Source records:
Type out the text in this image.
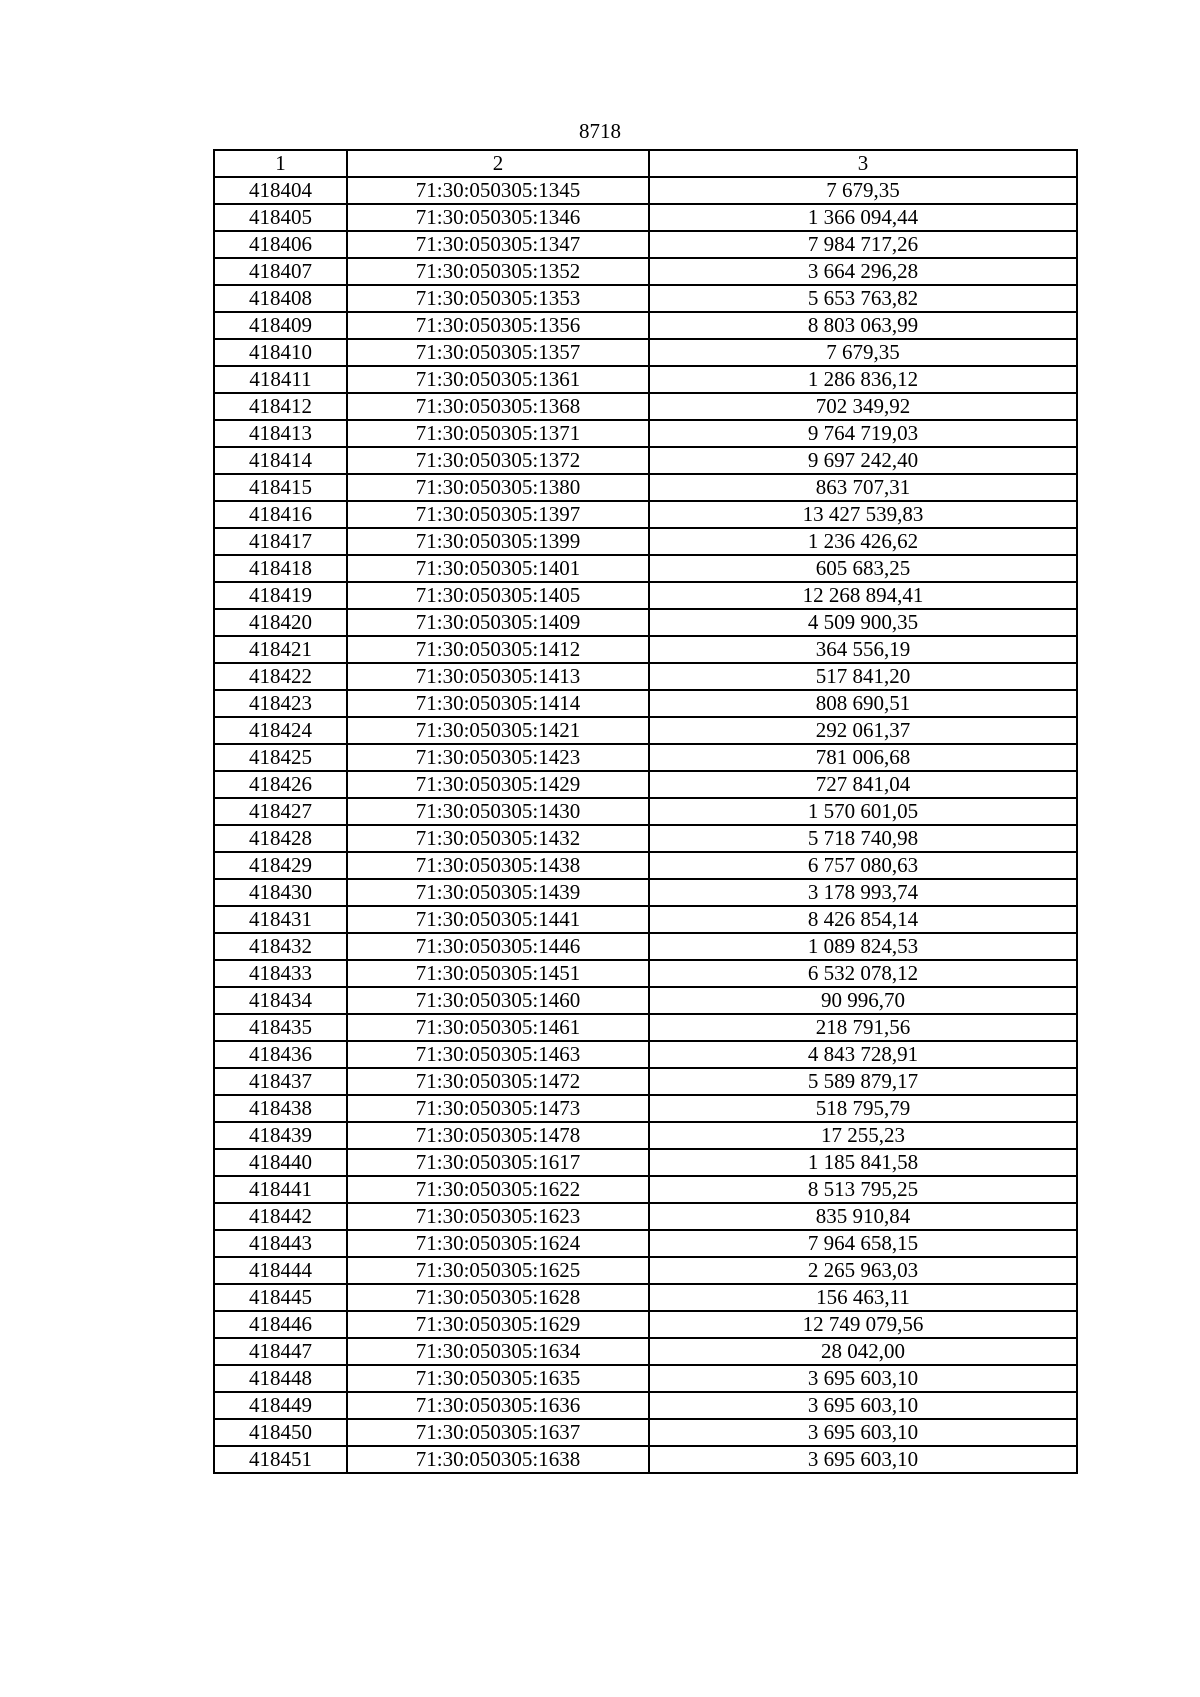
8718
1	2	3
418404	71:30:050305:1345	7 679,35
418405	71:30:050305:1346	1 366 094,44
418406	71:30:050305:1347	7 984 717,26
418407	71:30:050305:1352	3 664 296,28
418408	71:30:050305:1353	5 653 763,82
418409	71:30:050305:1356	8 803 063,99
418410	71:30:050305:1357	7 679,35
418411	71:30:050305:1361	1 286 836,12
418412	71:30:050305:1368	702 349,92
418413	71:30:050305:1371	9 764 719,03
418414	71:30:050305:1372	9 697 242,40
418415	71:30:050305:1380	863 707,31
418416	71:30:050305:1397	13 427 539,83
418417	71:30:050305:1399	1 236 426,62
418418	71:30:050305:1401	605 683,25
418419	71:30:050305:1405	12 268 894,41
418420	71:30:050305:1409	4 509 900,35
418421	71:30:050305:1412	364 556,19
418422	71:30:050305:1413	517 841,20
418423	71:30:050305:1414	808 690,51
418424	71:30:050305:1421	292 061,37
418425	71:30:050305:1423	781 006,68
418426	71:30:050305:1429	727 841,04
418427	71:30:050305:1430	1 570 601,05
418428	71:30:050305:1432	5 718 740,98
418429	71:30:050305:1438	6 757 080,63
418430	71:30:050305:1439	3 178 993,74
418431	71:30:050305:1441	8 426 854,14
418432	71:30:050305:1446	1 089 824,53
418433	71:30:050305:1451	6 532 078,12
418434	71:30:050305:1460	90 996,70
418435	71:30:050305:1461	218 791,56
418436	71:30:050305:1463	4 843 728,91
418437	71:30:050305:1472	5 589 879,17
418438	71:30:050305:1473	518 795,79
418439	71:30:050305:1478	17 255,23
418440	71:30:050305:1617	1 185 841,58
418441	71:30:050305:1622	8 513 795,25
418442	71:30:050305:1623	835 910,84
418443	71:30:050305:1624	7 964 658,15
418444	71:30:050305:1625	2 265 963,03
418445	71:30:050305:1628	156 463,11
418446	71:30:050305:1629	12 749 079,56
418447	71:30:050305:1634	28 042,00
418448	71:30:050305:1635	3 695 603,10
418449	71:30:050305:1636	3 695 603,10
418450	71:30:050305:1637	3 695 603,10
418451	71:30:050305:1638	3 695 603,10
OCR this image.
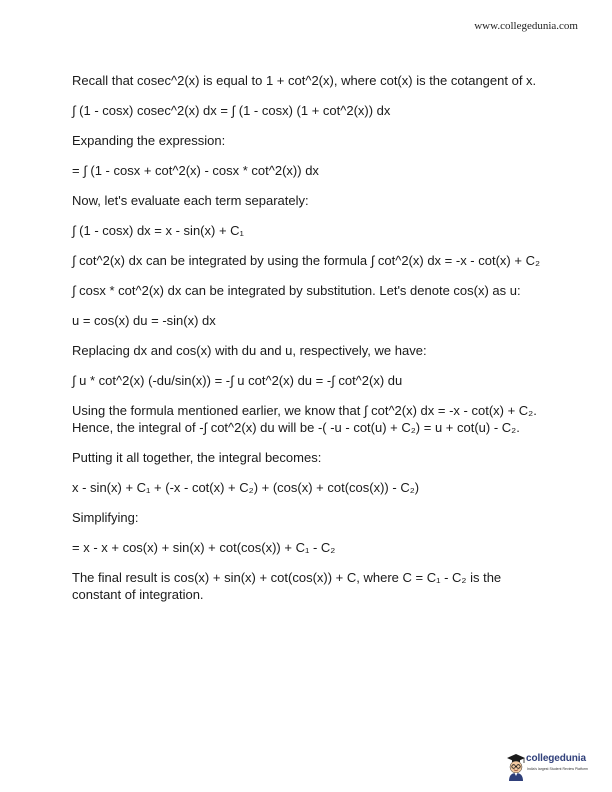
www.collegedunia.com

Recall that cosec^2(x) is equal to 1 + cot^2(x), where cot(x) is the cotangent of x.

∫ (1 - cosx) cosec^2(x) dx = ∫ (1 - cosx) (1 + cot^2(x)) dx

Expanding the expression:

= ∫ (1 - cosx + cot^2(x) - cosx * cot^2(x)) dx

Now, let's evaluate each term separately:

∫ (1 - cosx) dx = x - sin(x) + C₁

∫ cot^2(x) dx can be integrated by using the formula ∫ cot^2(x) dx = -x - cot(x) + C₂

∫ cosx * cot^2(x) dx can be integrated by substitution. Let's denote cos(x) as u:

u = cos(x) du = -sin(x) dx

Replacing dx and cos(x) with du and u, respectively, we have:

∫ u * cot^2(x) (-du/sin(x)) = -∫ u cot^2(x) du = -∫ cot^2(x) du

Using the formula mentioned earlier, we know that ∫ cot^2(x) dx = -x - cot(x) + C₂. Hence, the integral of -∫ cot^2(x) du will be -( -u - cot(u) + C₂) = u + cot(u) - C₂.

Putting it all together, the integral becomes:

x - sin(x) + C₁ + (-x - cot(x) + C₂) + (cos(x) + cot(cos(x)) - C₂)

Simplifying:

= x - x + cos(x) + sin(x) + cot(cos(x)) + C₁ - C₂

The final result is cos(x) + sin(x) + cot(cos(x)) + C, where C = C₁ - C₂ is the constant of integration.

collegedunia
India's largest Student Review Platform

• **WORK TO COMPLETE**:
The data should be printed again unchanged; leave its pictures out.

• **RESPONSE TO THE EXERCISE**:
Type out the text in this image.
8718
1	2	3
418404	71:30:050305:1345	7 679,35
418405	71:30:050305:1346	1 366 094,44
418406	71:30:050305:1347	7 984 717,26
418407	71:30:050305:1352	3 664 296,28
418408	71:30:050305:1353	5 653 763,82
418409	71:30:050305:1356	8 803 063,99
418410	71:30:050305:1357	7 679,35
418411	71:30:050305:1361	1 286 836,12
418412	71:30:050305:1368	702 349,92
418413	71:30:050305:1371	9 764 719,03
418414	71:30:050305:1372	9 697 242,40
418415	71:30:050305:1380	863 707,31
418416	71:30:050305:1397	13 427 539,83
418417	71:30:050305:1399	1 236 426,62
418418	71:30:050305:1401	605 683,25
418419	71:30:050305:1405	12 268 894,41
418420	71:30:050305:1409	4 509 900,35
418421	71:30:050305:1412	364 556,19
418422	71:30:050305:1413	517 841,20
418423	71:30:050305:1414	808 690,51
418424	71:30:050305:1421	292 061,37
418425	71:30:050305:1423	781 006,68
418426	71:30:050305:1429	727 841,04
418427	71:30:050305:1430	1 570 601,05
418428	71:30:050305:1432	5 718 740,98
418429	71:30:050305:1438	6 757 080,63
418430	71:30:050305:1439	3 178 993,74
418431	71:30:050305:1441	8 426 854,14
418432	71:30:050305:1446	1 089 824,53
418433	71:30:050305:1451	6 532 078,12
418434	71:30:050305:1460	90 996,70
418435	71:30:050305:1461	218 791,56
418436	71:30:050305:1463	4 843 728,91
418437	71:30:050305:1472	5 589 879,17
418438	71:30:050305:1473	518 795,79
418439	71:30:050305:1478	17 255,23
418440	71:30:050305:1617	1 185 841,58
418441	71:30:050305:1622	8 513 795,25
418442	71:30:050305:1623	835 910,84
418443	71:30:050305:1624	7 964 658,15
418444	71:30:050305:1625	2 265 963,03
418445	71:30:050305:1628	156 463,11
418446	71:30:050305:1629	12 749 079,56
418447	71:30:050305:1634	28 042,00
418448	71:30:050305:1635	3 695 603,10
418449	71:30:050305:1636	3 695 603,10
418450	71:30:050305:1637	3 695 603,10
418451	71:30:050305:1638	3 695 603,10
OCR this image.
www.collegedunia.com

Recall that cosec^2(x) is equal to 1 + cot^2(x), where cot(x) is the cotangent of x.

∫ (1 - cosx) cosec^2(x) dx = ∫ (1 - cosx) (1 + cot^2(x)) dx

Expanding the expression:

= ∫ (1 - cosx + cot^2(x) - cosx * cot^2(x)) dx

Now, let's evaluate each term separately:

∫ (1 - cosx) dx = x - sin(x) + C₁

∫ cot^2(x) dx can be integrated by using the formula ∫ cot^2(x) dx = -x - cot(x) + C₂

∫ cosx * cot^2(x) dx can be integrated by substitution. Let's denote cos(x) as u:

u = cos(x) du = -sin(x) dx

Replacing dx and cos(x) with du and u, respectively, we have:

∫ u * cot^2(x) (-du/sin(x)) = -∫ u cot^2(x) du = -∫ cot^2(x) du

Using the formula mentioned earlier, we know that ∫ cot^2(x) dx = -x - cot(x) + C₂. Hence, the integral of -∫ cot^2(x) du will be -( -u - cot(u) + C₂) = u + cot(u) - C₂.

Putting it all together, the integral becomes:

x - sin(x) + C₁ + (-x - cot(x) + C₂) + (cos(x) + cot(cos(x)) - C₂)

Simplifying:

= x - x + cos(x) + sin(x) + cot(cos(x)) + C₁ - C₂

The final result is cos(x) + sin(x) + cot(cos(x)) + C, where C = C₁ - C₂ is the constant of integration.

collegedunia
India's largest Student Review Platform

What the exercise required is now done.